▶ Work to complete
[A] In the essay on love and listening, which activities does the writer name as ways of listening as a chaplain? List every one.
[B] Write the next part of the essay on love and listening, picking up after its final sentence.

▶ Passage to read
· · ·

“The first duty of love is to listen.” – Paul Tillich
The concept, if not the practice, of love is foundational in most, if not all, religious and spiritual traditions. As a Buddhist living and working in a predominantly Christian environment this past year, love has been a point of connection and a place of common ground. So, what does it mean to practice love?
I began my internship at Bishop Anderson House 10 months ago as a Julian Year Chaplain Intern. As a Julian, I live in an intentional community founded on principles of respect, compassion, and social justice. One of the vows we took at the beginning of the year was “to walk out love.” Over time, this has morphed from a lovely, but abstract, commitment into a challenging, messy discipline. Reflecting on Tillich’s dictum, I see how the work that I engage in as a chaplain has been a key part of shaping and mobilizing this lived ethic of love.
As a chaplain, I listen. Hearing a story, holding a hand in prayer, silently sitting by a bedside, blessing a child’s medicine— these are all ways of listening. To truly listen requires that I let go of myself and my agendas and seek to be completely with the other—wherever, however, whoever they are. Part of the challenge in doing this comes from my habit of following two powerful cultural messages: first, hurry up and, second, avoid pain, whether it’s mine or someone else’s. During a meditation retreat this year, I began to suspect that the first message of busy-ness might be a response to the underlying fear of being with pain. On the cushion, there is nowhere to go and nowhere to hide when unpleasant feelings or emotions arise. The only task is to watch and to listen, without judgment and with loving-kindness. Similarly, as a chaplain, my purpose is to accompany the person in front of me through whatever they are experiencing, not to fix or to judge. It is a reaction not of pity but of empathy and requires diving into places of loss, fear, hope, and grief, where things are unexpected and unpredictable. For me, the foundation of pastoral care is this sacred “showing up,” completely and authentically, to another person. When we listen with our hearts not just with our minds, with our full beings not just with our ears, we are forced to turn toward rather than away from suffering.

· · ·

▶ Stored items
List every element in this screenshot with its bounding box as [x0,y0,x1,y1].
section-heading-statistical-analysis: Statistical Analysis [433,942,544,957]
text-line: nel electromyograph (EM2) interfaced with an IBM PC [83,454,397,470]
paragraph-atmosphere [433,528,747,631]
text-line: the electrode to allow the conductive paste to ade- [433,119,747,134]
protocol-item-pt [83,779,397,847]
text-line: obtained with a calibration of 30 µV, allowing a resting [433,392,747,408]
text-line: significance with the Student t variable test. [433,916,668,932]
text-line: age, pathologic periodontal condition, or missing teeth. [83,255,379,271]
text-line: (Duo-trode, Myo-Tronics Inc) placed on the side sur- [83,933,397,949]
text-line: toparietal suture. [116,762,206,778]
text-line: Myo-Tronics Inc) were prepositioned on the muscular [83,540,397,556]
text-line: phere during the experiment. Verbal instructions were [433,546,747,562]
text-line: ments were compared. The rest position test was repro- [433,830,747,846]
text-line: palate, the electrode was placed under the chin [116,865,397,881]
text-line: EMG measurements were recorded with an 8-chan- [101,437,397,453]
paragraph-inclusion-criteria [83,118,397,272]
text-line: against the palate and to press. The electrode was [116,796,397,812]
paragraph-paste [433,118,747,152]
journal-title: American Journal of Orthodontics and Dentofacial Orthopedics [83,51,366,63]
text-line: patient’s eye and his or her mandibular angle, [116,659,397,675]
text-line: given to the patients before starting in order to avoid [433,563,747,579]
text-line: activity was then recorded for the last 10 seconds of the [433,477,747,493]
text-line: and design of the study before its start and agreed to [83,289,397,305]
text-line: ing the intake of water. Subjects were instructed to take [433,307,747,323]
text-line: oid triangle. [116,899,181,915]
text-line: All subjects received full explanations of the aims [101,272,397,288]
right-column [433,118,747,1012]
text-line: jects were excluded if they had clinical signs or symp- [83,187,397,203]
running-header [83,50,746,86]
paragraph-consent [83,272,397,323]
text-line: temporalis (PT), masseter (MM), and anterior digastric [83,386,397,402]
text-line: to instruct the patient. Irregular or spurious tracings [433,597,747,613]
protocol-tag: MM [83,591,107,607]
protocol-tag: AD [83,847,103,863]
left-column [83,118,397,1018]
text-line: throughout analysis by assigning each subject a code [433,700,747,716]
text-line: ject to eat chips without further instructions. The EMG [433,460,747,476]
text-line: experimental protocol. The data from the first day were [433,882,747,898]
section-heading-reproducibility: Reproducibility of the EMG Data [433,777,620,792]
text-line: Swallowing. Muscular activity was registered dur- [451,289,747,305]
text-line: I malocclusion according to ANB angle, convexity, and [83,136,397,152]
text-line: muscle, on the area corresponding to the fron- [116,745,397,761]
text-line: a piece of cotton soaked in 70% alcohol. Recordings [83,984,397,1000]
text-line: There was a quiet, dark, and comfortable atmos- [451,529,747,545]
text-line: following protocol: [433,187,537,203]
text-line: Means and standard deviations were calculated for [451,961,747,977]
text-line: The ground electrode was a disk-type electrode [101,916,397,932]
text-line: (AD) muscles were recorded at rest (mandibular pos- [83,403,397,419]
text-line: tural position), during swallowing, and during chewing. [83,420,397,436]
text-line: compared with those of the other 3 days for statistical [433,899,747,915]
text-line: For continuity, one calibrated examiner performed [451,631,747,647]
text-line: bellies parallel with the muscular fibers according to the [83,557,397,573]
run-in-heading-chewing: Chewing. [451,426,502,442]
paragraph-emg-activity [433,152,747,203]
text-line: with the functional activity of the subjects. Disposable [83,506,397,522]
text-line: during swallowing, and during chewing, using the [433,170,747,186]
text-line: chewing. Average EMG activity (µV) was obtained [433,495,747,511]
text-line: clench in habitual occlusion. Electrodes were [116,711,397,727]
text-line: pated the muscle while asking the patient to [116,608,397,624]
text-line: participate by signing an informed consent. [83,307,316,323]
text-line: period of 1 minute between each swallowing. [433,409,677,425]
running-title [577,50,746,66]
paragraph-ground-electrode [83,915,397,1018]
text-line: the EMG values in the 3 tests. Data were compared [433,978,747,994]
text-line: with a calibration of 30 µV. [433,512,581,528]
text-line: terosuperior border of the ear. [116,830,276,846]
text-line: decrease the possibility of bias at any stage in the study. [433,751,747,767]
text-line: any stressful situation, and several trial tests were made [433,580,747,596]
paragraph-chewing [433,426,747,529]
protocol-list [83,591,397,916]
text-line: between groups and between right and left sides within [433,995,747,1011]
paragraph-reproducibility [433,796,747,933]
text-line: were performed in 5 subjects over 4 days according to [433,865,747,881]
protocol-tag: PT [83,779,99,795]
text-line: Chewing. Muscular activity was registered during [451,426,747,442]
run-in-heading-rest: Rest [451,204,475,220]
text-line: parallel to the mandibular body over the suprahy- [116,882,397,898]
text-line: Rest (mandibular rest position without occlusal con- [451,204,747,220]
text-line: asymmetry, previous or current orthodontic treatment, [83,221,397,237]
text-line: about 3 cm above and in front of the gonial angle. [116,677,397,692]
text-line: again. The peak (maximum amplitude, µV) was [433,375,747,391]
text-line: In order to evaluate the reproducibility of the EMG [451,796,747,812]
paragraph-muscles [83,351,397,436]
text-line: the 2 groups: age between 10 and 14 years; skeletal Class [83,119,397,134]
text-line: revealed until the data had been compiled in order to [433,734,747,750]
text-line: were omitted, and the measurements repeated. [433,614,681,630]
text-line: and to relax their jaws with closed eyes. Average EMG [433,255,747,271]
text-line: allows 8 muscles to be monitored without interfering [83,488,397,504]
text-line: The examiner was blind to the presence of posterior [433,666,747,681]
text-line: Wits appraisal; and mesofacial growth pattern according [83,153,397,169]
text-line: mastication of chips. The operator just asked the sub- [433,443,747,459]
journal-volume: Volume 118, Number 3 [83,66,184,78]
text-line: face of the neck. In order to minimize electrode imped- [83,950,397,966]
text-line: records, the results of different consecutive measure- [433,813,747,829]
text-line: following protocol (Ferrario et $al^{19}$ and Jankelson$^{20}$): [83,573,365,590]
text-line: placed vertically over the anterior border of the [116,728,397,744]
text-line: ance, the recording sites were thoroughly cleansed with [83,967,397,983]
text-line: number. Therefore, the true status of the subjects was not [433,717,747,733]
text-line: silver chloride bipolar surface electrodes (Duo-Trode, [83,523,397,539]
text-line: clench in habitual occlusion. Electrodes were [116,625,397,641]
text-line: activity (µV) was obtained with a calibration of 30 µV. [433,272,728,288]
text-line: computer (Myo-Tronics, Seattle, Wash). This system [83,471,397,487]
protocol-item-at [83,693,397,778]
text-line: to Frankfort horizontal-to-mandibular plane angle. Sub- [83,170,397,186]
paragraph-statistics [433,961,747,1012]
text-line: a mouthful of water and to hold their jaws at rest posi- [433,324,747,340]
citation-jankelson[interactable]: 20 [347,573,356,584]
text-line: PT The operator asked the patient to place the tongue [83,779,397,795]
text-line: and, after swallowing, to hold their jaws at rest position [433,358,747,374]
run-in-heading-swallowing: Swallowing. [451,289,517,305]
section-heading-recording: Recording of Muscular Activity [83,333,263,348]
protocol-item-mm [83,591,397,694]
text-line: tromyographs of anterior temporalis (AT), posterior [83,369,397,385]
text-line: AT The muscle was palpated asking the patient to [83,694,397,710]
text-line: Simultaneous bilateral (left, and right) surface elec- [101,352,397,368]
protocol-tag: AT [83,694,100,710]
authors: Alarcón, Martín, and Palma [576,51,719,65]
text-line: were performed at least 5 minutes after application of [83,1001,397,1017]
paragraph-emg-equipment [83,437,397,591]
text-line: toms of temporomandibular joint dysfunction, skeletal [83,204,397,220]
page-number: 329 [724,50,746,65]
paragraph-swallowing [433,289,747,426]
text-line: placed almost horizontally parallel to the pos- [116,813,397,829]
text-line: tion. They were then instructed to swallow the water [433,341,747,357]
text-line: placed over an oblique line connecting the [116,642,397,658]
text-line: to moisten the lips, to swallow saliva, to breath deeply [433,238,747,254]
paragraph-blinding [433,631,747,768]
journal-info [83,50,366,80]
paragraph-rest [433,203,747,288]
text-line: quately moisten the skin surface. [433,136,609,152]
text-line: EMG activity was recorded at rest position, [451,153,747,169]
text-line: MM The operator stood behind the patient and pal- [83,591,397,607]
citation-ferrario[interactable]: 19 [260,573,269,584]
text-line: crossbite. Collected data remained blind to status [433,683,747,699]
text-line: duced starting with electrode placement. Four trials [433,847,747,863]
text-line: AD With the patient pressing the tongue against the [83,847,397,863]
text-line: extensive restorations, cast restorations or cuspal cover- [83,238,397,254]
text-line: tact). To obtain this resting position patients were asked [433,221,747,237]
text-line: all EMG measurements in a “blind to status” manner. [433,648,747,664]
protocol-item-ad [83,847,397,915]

· · ·

▶ Your written answers
[A] Hearing a story, holding a hand in prayer, silently sitting by a bedside, blessing a child's medicine

[B]
Often, this suffering is connected to larger systems of violence and oppression. During the Julian Year, we examine systemic abuses of power that aggravate homelessness, violence, hunger, and racial injustice. As a chaplain intern at the Cook County Hospital and at Warren Barr Pavilion, I witness how each injustice has real stories, real suffering, and real resilience in its grasp. At Cook County Hospital, I encounter the gripping anxiety of the uninsured, hold stories of repeated gun violence, and accompany patients as they question how they will be able to care for their minds and bodies once they leave the hospital bed. At Warren Barr Pavilion, I am present with the elders of our community, many of whom have no one to slow down with them, no one to visit them, and no one to sit with them in their pain or in their joy.
Understanding systemic suffering cannot happen without stories. The act of listening is also an act of power. The community organizing training I have done this year as a Julian has helped me to see how Bishop Anderson House’s work with United Power and its outreach to parishes and communities in the greater Chicago area connect chaplaincy to wider social change. With the Lay Chaplain Training Program, I see that we are not only training people to be volunteer pastoral caregivers but also we are contributing to the creation of a culture in which more people care for one another, more people listen, and more people refuse to turn away from suffering, both personal and communal.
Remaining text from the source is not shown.